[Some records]
■ ■ ■ ■ ■ ■ ■

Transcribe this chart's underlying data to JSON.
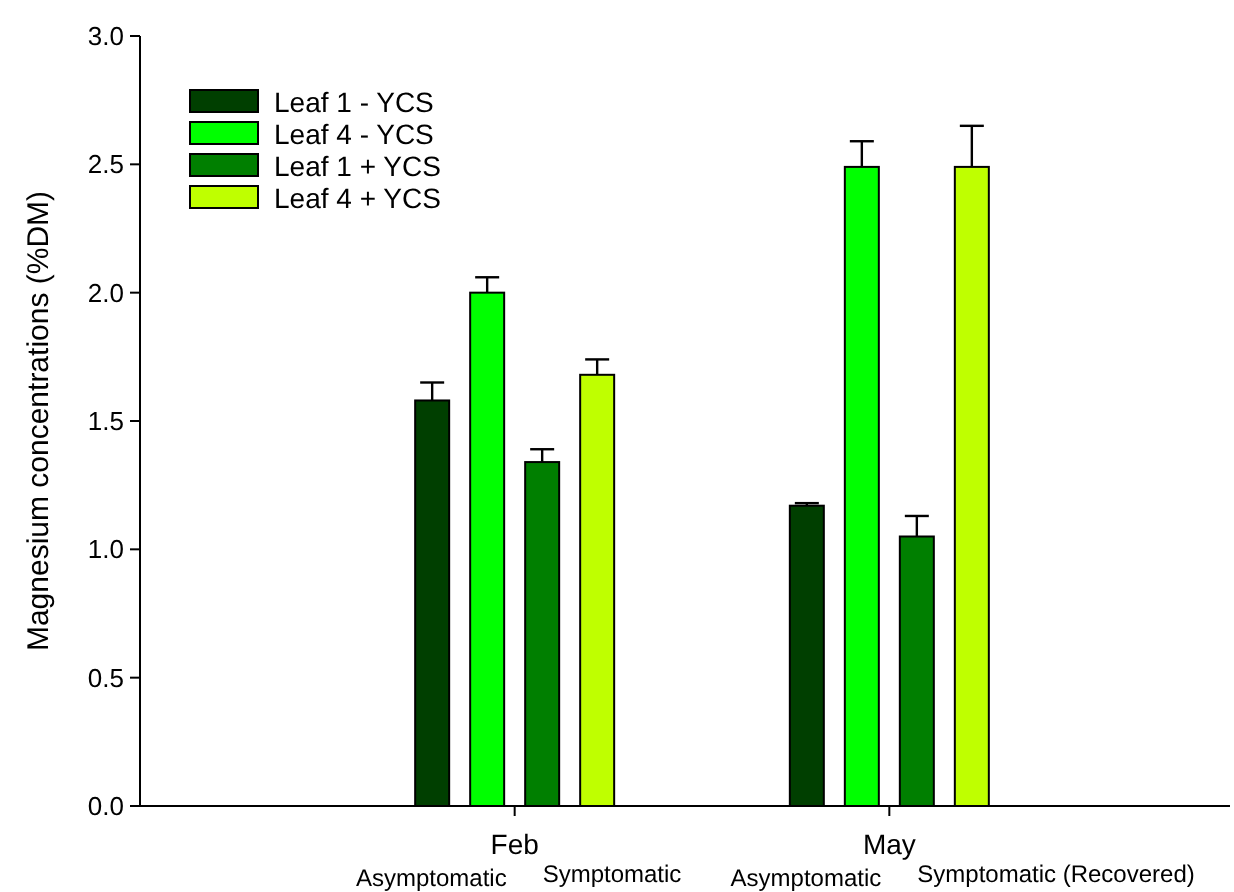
{
  "chart_data": {
    "type": "bar",
    "ylabel": "Magnesium concentrations (%DM)",
    "categories": [
      "Feb",
      "May"
    ],
    "series": [
      {
        "name": "Leaf 1 - YCS",
        "color": "#003f00",
        "values": [
          1.58,
          1.17
        ],
        "errors": [
          0.07,
          0.01
        ]
      },
      {
        "name": "Leaf 4 - YCS",
        "color": "#00ff00",
        "values": [
          2.0,
          2.49
        ],
        "errors": [
          0.06,
          0.1
        ]
      },
      {
        "name": "Leaf 1 + YCS",
        "color": "#007f00",
        "values": [
          1.34,
          1.05
        ],
        "errors": [
          0.05,
          0.08
        ]
      },
      {
        "name": "Leaf 4 + YCS",
        "color": "#bfff00",
        "values": [
          1.68,
          2.49
        ],
        "errors": [
          0.06,
          0.16
        ]
      }
    ],
    "ylim": [
      0,
      3
    ],
    "yticks": [
      {
        "value": 0,
        "label": "0.0"
      },
      {
        "value": 0.5,
        "label": "0.5"
      },
      {
        "value": 1,
        "label": "1.0"
      },
      {
        "value": 1.5,
        "label": "1.5"
      },
      {
        "value": 2,
        "label": "2.0"
      },
      {
        "value": 2.5,
        "label": "2.5"
      },
      {
        "value": 3,
        "label": "3.0"
      }
    ],
    "annotations": [
      "Asymptomatic",
      "Symptomatic",
      "Asymptomatic",
      "Symptomatic (Recovered)"
    ],
    "legend": "top left"
  }
}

■ ■ ■ ■ ■ ■ ■

Aim of the task —
Look through the entries above for the word "color". Copy every line where it shows up.

Expected answer —
        "color": "#003f00",
        "color": "#00ff00",
        "color": "#007f00",
        "color": "#bfff00",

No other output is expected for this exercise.